◆ PROBLEM REQUIREMENTS
Which lines of the records contain "schulden"? Collect every one of them.
== RECORD EXTRACTS
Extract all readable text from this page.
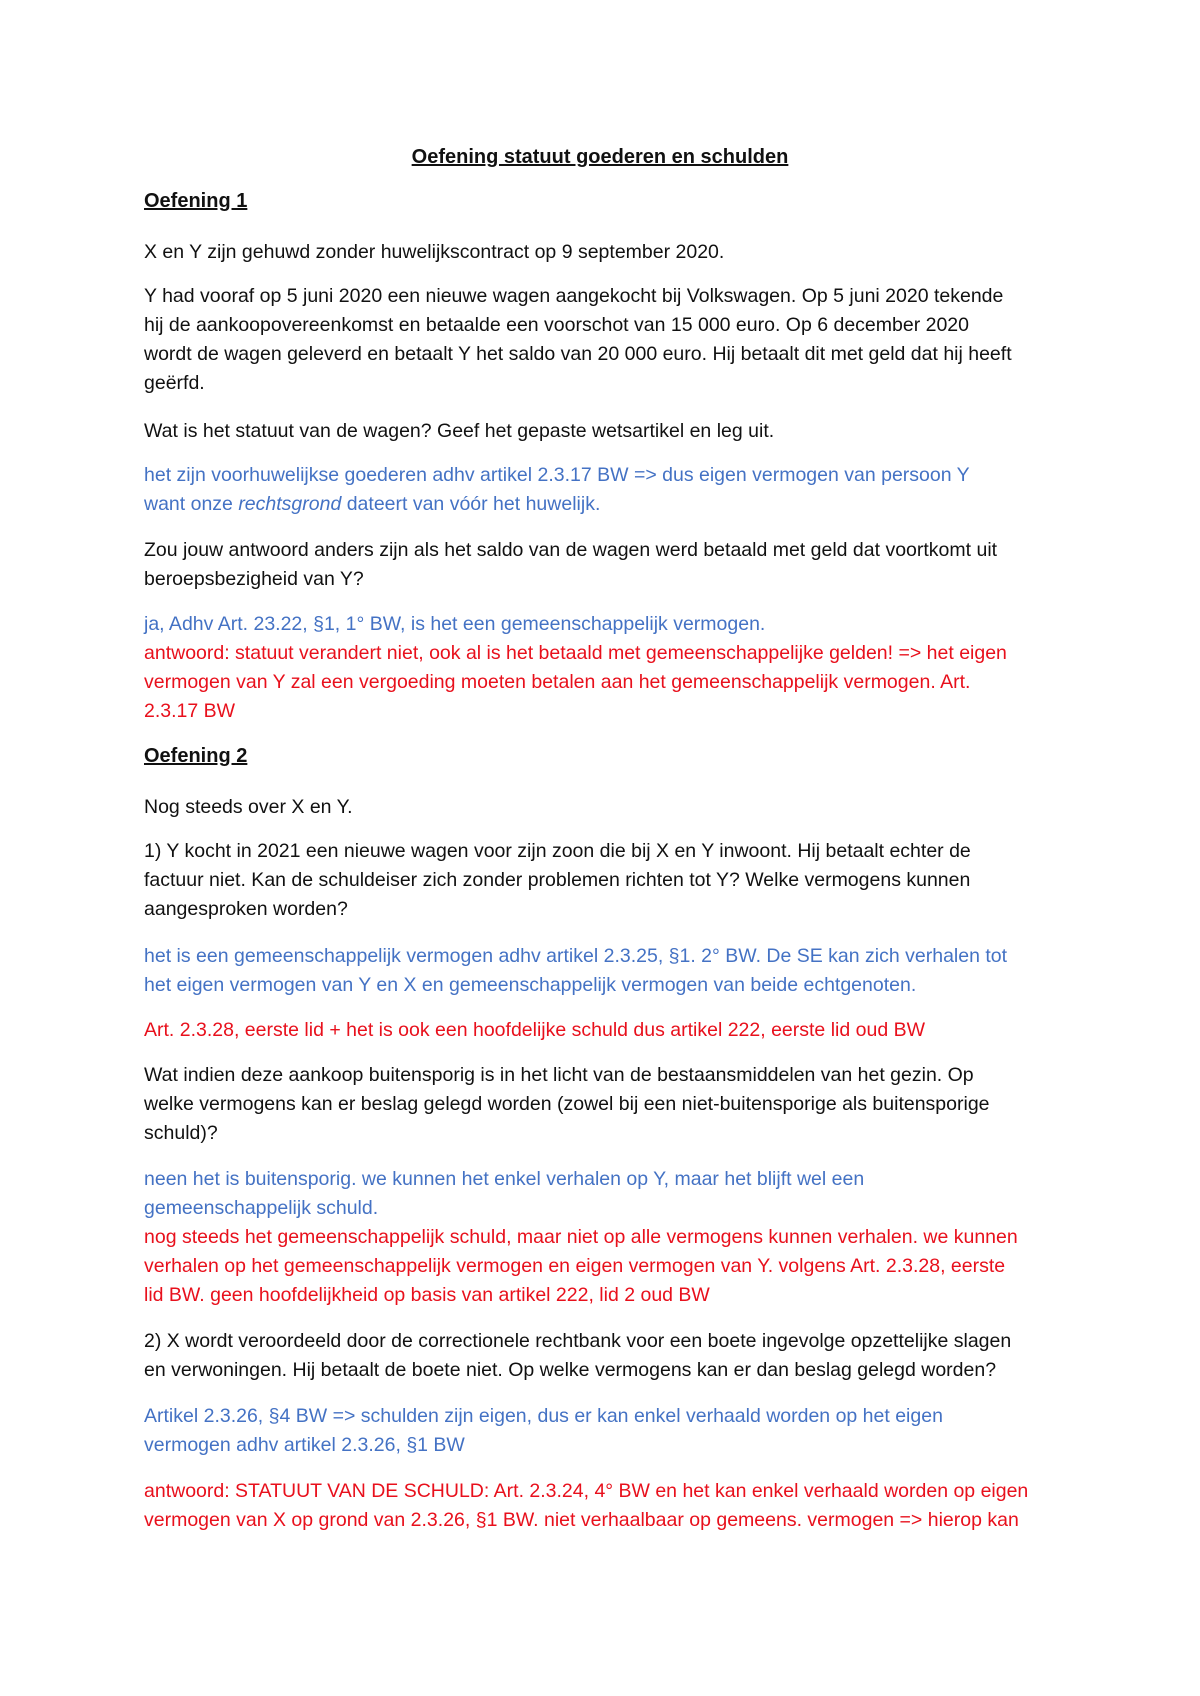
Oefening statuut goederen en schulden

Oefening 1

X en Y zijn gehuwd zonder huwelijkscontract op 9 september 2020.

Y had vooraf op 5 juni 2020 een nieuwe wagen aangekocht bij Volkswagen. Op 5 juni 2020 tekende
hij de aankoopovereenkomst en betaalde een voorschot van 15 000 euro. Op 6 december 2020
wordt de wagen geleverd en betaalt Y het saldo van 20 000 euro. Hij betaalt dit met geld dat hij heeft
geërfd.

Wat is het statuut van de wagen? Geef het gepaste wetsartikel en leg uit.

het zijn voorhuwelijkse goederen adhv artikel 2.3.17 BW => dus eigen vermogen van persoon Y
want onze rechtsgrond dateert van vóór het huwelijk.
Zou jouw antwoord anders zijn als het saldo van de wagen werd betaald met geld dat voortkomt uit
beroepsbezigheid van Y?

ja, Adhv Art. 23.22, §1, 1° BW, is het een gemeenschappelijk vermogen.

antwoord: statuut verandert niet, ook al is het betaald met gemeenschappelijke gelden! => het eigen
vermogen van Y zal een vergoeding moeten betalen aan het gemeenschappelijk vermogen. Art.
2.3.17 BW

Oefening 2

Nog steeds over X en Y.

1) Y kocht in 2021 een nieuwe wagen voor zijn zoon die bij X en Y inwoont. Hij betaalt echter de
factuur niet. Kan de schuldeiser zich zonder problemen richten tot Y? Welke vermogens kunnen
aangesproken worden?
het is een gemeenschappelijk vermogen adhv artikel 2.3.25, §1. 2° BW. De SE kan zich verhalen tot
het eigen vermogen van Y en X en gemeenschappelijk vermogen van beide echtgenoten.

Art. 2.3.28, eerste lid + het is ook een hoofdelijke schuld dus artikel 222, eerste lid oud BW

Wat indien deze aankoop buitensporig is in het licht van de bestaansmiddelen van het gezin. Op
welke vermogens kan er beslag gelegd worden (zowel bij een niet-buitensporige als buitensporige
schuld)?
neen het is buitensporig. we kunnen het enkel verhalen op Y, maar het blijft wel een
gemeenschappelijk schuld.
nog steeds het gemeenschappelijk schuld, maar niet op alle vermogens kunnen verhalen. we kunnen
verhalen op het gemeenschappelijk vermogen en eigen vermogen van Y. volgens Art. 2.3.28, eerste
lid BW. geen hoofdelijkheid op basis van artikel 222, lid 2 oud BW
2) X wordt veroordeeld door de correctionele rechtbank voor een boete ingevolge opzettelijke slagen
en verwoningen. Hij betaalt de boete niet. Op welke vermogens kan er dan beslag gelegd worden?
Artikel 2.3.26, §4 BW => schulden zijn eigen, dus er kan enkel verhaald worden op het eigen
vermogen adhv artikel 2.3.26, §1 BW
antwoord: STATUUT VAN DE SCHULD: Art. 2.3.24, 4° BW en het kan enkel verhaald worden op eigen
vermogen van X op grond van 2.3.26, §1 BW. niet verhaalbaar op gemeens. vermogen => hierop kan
====
◆ RESPONSE
Oefening statuut goederen en schulden
Artikel 2.3.26, §4 BW => schulden zijn eigen, dus er kan enkel verhaald worden op het eigen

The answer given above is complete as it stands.